═════ Record set ═════
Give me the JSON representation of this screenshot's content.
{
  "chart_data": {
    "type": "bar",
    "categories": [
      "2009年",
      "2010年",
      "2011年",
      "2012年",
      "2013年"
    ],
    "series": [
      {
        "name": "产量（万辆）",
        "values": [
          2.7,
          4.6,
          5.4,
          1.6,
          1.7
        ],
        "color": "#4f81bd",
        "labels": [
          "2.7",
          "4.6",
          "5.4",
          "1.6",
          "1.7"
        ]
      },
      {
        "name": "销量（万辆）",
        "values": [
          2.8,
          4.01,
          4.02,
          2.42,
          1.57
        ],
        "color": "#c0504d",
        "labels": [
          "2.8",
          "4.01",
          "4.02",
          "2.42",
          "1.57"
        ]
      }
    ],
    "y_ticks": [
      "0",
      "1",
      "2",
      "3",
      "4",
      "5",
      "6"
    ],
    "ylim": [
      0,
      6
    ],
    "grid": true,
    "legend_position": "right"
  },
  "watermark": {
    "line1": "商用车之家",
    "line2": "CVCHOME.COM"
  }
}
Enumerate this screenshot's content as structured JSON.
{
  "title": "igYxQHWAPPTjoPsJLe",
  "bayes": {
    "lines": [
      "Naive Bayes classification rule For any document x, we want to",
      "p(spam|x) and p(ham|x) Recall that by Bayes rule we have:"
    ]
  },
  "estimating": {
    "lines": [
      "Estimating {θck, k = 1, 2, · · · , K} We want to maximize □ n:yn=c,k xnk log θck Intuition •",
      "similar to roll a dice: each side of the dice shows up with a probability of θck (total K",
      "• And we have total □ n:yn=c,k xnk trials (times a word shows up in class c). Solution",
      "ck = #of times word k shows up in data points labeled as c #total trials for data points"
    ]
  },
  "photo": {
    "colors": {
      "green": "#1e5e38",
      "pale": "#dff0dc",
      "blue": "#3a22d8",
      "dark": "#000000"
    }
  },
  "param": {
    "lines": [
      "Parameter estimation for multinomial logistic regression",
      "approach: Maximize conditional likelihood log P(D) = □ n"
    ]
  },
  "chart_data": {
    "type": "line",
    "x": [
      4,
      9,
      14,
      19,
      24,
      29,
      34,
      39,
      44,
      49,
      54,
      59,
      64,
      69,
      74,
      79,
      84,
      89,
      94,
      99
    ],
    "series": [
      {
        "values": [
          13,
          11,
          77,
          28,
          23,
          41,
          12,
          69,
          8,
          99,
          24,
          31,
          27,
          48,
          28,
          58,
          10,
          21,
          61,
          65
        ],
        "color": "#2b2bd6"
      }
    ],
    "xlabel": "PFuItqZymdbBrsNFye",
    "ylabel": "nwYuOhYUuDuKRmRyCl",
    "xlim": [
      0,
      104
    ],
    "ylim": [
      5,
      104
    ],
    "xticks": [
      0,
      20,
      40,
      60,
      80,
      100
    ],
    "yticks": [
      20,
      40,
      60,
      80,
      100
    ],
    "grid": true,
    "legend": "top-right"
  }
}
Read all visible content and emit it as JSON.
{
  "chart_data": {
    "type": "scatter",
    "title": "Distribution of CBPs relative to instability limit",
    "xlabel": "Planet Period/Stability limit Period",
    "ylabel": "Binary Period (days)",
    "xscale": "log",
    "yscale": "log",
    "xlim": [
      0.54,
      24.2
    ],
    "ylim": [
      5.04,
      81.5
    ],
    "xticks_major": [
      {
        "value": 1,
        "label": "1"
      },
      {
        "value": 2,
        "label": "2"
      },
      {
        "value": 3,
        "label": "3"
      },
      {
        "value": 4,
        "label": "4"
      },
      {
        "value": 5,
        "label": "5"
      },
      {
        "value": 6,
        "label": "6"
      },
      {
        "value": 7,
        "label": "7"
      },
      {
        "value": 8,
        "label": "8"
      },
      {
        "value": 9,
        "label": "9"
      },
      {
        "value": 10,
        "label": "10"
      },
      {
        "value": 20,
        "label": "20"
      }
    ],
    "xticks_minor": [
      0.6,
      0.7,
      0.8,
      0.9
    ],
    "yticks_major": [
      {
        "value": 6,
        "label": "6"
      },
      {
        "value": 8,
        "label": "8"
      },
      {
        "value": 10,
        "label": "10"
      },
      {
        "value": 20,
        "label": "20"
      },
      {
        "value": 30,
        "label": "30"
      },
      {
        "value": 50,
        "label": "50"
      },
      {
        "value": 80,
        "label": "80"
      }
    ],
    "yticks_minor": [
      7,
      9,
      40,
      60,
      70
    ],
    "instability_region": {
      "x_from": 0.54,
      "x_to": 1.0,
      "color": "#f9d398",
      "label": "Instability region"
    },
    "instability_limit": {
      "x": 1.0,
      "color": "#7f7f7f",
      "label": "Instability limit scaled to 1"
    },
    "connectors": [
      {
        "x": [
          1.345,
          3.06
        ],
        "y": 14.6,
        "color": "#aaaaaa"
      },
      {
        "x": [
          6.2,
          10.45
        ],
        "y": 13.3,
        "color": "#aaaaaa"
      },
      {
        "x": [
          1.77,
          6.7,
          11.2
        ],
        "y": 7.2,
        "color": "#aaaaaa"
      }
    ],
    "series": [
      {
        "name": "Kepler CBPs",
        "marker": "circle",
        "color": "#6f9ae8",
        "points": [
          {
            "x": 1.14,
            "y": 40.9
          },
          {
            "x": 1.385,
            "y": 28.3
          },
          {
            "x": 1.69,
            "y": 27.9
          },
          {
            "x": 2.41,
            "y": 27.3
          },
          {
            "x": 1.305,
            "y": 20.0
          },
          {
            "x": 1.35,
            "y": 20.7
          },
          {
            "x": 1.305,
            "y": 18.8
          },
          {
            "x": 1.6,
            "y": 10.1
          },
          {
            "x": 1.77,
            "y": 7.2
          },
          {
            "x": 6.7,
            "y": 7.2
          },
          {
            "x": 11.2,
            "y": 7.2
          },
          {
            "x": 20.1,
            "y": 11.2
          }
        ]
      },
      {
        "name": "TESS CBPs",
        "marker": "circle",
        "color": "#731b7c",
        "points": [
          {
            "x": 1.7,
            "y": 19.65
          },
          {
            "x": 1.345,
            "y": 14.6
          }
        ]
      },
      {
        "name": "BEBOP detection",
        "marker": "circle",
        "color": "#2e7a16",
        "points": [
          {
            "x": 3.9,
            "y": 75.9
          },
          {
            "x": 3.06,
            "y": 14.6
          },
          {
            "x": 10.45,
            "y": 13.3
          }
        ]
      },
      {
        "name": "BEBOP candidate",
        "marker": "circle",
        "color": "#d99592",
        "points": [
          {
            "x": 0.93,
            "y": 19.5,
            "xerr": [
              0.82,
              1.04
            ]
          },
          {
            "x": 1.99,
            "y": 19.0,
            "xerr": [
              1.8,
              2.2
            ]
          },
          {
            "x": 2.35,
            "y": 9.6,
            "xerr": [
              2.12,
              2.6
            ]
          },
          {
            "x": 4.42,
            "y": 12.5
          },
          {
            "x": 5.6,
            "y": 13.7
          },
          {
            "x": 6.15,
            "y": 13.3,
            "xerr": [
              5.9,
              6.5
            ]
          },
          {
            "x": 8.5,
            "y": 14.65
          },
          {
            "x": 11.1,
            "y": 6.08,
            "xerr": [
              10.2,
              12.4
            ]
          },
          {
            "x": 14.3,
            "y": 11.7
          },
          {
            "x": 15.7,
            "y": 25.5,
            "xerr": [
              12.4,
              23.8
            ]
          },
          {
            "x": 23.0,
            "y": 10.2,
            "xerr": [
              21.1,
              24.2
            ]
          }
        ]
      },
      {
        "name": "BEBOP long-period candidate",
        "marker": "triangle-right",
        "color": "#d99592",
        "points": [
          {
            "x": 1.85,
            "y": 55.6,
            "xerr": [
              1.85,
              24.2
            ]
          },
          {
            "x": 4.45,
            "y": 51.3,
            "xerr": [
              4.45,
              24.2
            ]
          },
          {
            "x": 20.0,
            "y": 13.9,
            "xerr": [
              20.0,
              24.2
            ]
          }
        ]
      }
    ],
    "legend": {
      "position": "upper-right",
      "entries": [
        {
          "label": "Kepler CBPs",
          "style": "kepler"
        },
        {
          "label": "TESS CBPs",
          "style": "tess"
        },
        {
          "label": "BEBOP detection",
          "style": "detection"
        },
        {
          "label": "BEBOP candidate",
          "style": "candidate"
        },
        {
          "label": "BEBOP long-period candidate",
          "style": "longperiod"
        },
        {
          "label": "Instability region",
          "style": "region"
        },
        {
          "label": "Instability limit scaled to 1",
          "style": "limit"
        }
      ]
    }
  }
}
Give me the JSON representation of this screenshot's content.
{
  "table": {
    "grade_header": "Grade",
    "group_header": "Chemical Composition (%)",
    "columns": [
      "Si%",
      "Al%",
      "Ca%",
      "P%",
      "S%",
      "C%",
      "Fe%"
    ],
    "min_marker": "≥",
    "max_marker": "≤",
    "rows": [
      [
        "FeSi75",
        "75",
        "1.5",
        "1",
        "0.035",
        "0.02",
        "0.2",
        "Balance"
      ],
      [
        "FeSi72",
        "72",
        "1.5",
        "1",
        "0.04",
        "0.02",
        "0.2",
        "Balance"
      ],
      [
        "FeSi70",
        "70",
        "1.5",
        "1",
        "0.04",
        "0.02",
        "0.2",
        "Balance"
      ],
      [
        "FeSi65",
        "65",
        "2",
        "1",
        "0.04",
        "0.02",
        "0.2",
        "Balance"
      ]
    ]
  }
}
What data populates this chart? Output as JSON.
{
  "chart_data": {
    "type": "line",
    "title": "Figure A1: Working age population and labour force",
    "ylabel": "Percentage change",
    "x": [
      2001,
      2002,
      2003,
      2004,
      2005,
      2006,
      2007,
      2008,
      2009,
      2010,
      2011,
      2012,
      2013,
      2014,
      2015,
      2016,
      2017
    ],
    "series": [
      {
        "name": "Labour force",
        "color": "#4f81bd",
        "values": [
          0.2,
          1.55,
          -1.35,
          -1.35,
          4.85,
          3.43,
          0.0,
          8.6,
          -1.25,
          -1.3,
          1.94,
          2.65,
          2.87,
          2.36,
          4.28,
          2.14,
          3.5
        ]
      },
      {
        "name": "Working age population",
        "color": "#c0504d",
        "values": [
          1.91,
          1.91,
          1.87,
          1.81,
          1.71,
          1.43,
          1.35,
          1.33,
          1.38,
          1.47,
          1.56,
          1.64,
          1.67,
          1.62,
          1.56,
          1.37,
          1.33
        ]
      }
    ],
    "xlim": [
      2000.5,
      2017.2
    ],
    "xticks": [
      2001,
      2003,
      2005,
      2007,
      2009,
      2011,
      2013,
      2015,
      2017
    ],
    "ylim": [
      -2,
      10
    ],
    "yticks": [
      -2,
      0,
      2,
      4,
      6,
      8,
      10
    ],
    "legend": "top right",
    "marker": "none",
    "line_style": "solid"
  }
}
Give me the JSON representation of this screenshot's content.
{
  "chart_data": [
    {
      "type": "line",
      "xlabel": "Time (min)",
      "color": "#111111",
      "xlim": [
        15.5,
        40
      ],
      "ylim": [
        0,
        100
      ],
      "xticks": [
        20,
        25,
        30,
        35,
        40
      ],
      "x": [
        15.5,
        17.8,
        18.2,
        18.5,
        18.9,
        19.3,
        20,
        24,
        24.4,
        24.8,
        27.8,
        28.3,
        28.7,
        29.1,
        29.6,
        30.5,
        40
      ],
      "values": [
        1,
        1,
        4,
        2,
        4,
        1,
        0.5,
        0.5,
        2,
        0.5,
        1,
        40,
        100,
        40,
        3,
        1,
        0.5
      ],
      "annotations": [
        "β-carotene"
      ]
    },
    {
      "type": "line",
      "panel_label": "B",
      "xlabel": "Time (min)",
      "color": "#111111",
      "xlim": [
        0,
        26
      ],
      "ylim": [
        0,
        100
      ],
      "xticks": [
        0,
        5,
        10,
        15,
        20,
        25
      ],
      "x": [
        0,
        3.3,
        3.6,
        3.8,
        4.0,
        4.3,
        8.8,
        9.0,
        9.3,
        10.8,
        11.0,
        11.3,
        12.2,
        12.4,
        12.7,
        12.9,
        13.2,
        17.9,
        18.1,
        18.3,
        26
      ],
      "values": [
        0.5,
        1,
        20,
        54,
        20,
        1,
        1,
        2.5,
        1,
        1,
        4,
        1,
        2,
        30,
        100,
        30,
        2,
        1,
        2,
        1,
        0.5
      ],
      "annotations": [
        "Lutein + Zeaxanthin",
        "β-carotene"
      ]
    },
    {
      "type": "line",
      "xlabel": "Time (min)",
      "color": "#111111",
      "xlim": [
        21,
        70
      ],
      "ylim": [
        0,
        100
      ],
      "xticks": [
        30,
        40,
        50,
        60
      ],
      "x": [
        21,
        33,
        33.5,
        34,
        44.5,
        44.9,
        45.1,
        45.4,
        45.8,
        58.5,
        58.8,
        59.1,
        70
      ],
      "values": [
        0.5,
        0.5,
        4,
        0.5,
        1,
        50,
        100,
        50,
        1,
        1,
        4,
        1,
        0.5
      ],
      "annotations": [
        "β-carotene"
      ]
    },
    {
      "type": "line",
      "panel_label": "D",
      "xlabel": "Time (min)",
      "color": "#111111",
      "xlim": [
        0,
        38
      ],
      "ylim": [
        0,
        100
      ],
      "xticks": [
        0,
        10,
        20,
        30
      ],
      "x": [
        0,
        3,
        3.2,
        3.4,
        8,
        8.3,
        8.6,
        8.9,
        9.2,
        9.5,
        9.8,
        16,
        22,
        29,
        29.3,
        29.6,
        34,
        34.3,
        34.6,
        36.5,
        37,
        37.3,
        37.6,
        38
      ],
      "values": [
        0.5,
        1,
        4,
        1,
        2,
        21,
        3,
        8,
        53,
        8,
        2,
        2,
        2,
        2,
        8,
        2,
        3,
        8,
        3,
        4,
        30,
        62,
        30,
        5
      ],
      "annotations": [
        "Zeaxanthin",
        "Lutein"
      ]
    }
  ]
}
═════
Set problem
Give solely the number of lines in the data that contain the string "want".

Written response
2